** THE EXERCISE **
Copy out all the data, word for word.

** LISTING **
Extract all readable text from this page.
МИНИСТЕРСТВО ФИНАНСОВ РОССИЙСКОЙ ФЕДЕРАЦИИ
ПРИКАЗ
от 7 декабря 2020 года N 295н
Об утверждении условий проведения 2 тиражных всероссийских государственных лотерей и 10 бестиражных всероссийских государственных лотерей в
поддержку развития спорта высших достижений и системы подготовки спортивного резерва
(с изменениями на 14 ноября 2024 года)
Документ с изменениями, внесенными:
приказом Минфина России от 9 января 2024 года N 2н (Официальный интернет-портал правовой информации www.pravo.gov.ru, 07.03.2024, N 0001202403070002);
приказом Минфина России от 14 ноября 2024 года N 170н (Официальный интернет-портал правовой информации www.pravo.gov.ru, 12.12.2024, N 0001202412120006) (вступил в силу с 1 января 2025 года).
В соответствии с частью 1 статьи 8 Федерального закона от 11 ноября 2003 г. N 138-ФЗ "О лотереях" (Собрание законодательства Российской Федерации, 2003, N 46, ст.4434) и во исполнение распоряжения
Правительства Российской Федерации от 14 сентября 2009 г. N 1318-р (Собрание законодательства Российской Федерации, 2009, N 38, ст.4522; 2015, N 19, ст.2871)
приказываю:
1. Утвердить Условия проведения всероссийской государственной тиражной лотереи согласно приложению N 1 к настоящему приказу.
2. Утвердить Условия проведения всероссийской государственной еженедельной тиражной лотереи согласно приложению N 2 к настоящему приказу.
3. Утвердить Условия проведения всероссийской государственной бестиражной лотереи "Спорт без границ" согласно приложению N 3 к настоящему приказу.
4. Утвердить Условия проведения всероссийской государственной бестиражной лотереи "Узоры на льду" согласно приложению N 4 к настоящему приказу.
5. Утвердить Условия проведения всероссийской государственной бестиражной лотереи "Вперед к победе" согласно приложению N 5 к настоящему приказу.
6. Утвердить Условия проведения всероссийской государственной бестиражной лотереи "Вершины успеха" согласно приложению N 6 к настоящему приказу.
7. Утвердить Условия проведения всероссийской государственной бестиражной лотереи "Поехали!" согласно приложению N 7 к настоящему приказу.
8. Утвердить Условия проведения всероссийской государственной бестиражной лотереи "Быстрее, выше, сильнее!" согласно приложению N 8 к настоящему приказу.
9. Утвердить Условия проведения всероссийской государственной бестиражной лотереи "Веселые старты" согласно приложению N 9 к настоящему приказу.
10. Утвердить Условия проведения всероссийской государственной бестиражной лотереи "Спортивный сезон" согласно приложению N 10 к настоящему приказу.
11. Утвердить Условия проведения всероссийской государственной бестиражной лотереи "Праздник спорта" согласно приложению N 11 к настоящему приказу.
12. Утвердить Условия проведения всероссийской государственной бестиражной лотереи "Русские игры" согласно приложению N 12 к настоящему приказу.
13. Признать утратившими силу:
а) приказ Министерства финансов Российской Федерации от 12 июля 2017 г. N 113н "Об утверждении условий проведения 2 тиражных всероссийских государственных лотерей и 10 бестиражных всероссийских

** OUTPUT FOR THIS EXERCISE **
Extract all readable text from this page.
МИНИСТЕРСТВО ФИНАНСОВ РОССИЙСКОЙ ФЕДЕРАЦИИ
ПРИКАЗ
от 7 декабря 2020 года N 295н
Об утверждении условий проведения 2 тиражных всероссийских государственных лотерей и 10 бестиражных всероссийских государственных лотерей в
поддержку развития спорта высших достижений и системы подготовки спортивного резерва
(с изменениями на 14 ноября 2024 года)
Документ с изменениями, внесенными:
приказом Минфина России от 9 января 2024 года N 2н (Официальный интернет-портал правовой информации www.pravo.gov.ru, 07.03.2024, N 0001202403070002);
приказом Минфина России от 14 ноября 2024 года N 170н (Официальный интернет-портал правовой информации www.pravo.gov.ru, 12.12.2024, N 0001202412120006) (вступил в силу с 1 января 2025 года).
В соответствии с частью 1 статьи 8 Федерального закона от 11 ноября 2003 г. N 138-ФЗ "О лотереях" (Собрание законодательства Российской Федерации, 2003, N 46, ст.4434) и во исполнение распоряжения
Правительства Российской Федерации от 14 сентября 2009 г. N 1318-р (Собрание законодательства Российской Федерации, 2009, N 38, ст.4522; 2015, N 19, ст.2871)
приказываю:
1. Утвердить Условия проведения всероссийской государственной тиражной лотереи согласно приложению N 1 к настоящему приказу.
2. Утвердить Условия проведения всероссийской государственной еженедельной тиражной лотереи согласно приложению N 2 к настоящему приказу.
3. Утвердить Условия проведения всероссийской государственной бестиражной лотереи "Спорт без границ" согласно приложению N 3 к настоящему приказу.
4. Утвердить Условия проведения всероссийской государственной бестиражной лотереи "Узоры на льду" согласно приложению N 4 к настоящему приказу.
5. Утвердить Условия проведения всероссийской государственной бестиражной лотереи "Вперед к победе" согласно приложению N 5 к настоящему приказу.
6. Утвердить Условия проведения всероссийской государственной бестиражной лотереи "Вершины успеха" согласно приложению N 6 к настоящему приказу.
7. Утвердить Условия проведения всероссийской государственной бестиражной лотереи "Поехали!" согласно приложению N 7 к настоящему приказу.
8. Утвердить Условия проведения всероссийской государственной бестиражной лотереи "Быстрее, выше, сильнее!" согласно приложению N 8 к настоящему приказу.
9. Утвердить Условия проведения всероссийской государственной бестиражной лотереи "Веселые старты" согласно приложению N 9 к настоящему приказу.
10. Утвердить Условия проведения всероссийской государственной бестиражной лотереи "Спортивный сезон" согласно приложению N 10 к настоящему приказу.
11. Утвердить Условия проведения всероссийской государственной бестиражной лотереи "Праздник спорта" согласно приложению N 11 к настоящему приказу.
12. Утвердить Условия проведения всероссийской государственной бестиражной лотереи "Русские игры" согласно приложению N 12 к настоящему приказу.
13. Признать утратившими силу:
а) приказ Министерства финансов Российской Федерации от 12 июля 2017 г. N 113н "Об утверждении условий проведения 2 тиражных всероссийских государственных лотерей и 10 бестиражных всероссийских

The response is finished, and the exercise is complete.